Start of GIVEN RECORDS

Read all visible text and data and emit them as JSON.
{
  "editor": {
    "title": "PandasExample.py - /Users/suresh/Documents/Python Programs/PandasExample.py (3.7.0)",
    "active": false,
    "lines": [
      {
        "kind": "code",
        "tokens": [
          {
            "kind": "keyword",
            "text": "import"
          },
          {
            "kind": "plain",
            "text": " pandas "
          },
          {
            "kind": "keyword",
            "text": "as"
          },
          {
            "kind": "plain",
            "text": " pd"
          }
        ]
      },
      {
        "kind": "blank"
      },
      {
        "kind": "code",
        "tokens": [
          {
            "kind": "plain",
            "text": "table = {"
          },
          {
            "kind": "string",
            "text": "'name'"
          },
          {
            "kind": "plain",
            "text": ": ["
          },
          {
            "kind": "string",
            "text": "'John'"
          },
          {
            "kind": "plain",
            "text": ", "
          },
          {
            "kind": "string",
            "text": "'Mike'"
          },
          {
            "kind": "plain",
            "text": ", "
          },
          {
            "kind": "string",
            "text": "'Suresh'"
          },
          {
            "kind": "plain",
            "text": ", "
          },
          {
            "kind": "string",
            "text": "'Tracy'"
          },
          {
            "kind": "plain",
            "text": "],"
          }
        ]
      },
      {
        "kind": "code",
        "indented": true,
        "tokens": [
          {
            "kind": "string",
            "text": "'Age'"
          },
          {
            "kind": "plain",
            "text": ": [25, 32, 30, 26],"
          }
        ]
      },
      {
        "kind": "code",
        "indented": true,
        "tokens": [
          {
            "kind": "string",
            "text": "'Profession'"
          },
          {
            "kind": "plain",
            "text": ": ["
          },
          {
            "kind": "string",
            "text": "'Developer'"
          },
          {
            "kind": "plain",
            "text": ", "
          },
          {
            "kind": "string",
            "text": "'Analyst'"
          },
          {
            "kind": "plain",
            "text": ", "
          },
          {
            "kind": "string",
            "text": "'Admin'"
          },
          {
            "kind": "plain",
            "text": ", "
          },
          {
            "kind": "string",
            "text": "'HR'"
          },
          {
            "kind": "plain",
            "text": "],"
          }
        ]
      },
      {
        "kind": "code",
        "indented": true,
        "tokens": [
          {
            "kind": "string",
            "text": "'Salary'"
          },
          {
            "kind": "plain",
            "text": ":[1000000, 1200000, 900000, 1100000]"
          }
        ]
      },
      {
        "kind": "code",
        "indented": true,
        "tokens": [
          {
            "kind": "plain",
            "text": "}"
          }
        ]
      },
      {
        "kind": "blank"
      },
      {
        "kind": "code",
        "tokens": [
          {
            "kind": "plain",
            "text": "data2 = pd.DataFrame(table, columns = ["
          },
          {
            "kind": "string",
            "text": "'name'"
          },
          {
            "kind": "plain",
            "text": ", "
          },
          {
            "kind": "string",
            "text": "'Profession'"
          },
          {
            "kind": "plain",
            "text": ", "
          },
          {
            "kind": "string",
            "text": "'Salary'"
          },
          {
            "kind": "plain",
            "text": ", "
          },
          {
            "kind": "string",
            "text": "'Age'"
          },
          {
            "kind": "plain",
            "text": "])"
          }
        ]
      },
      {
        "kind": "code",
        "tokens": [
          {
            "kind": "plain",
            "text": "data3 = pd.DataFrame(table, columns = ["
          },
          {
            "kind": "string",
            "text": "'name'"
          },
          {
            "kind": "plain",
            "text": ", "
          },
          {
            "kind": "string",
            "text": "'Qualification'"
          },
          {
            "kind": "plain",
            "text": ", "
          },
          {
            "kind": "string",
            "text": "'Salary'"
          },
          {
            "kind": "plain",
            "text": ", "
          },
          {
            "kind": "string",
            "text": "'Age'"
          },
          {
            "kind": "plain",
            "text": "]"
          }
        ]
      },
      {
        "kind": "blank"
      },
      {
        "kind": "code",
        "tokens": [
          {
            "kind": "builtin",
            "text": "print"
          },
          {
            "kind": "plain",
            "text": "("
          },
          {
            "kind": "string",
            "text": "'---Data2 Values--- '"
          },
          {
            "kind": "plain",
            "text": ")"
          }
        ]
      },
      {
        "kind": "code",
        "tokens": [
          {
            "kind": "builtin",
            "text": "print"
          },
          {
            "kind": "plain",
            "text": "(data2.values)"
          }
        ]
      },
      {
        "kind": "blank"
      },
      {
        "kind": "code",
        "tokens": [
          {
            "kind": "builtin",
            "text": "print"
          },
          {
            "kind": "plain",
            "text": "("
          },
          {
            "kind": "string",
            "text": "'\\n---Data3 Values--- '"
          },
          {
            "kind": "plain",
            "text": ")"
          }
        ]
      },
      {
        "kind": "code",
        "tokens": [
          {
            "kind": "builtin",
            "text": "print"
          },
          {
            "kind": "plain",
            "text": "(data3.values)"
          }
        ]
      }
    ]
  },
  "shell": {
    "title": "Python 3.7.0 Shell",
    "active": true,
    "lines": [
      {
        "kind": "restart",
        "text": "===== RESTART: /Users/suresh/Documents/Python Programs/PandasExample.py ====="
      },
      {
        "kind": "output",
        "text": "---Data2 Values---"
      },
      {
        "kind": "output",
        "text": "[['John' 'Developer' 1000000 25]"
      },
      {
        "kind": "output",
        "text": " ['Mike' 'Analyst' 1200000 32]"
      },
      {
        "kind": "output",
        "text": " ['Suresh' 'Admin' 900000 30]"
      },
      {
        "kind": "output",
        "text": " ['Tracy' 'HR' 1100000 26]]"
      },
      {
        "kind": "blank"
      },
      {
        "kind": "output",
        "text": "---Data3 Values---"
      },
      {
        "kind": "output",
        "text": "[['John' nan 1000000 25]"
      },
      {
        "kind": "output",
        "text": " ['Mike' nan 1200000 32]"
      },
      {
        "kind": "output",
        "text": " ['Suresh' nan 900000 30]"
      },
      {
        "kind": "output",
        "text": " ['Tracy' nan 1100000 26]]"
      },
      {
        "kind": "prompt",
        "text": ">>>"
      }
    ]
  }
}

End of GIVEN RECORDS

* **PROBLEM REQUIREMENTS**:
Looking at the records above, work out how many lines include the string "Tracy". Give the number and nothing else.

* **SOLUTION FOR THIS TASK**:
3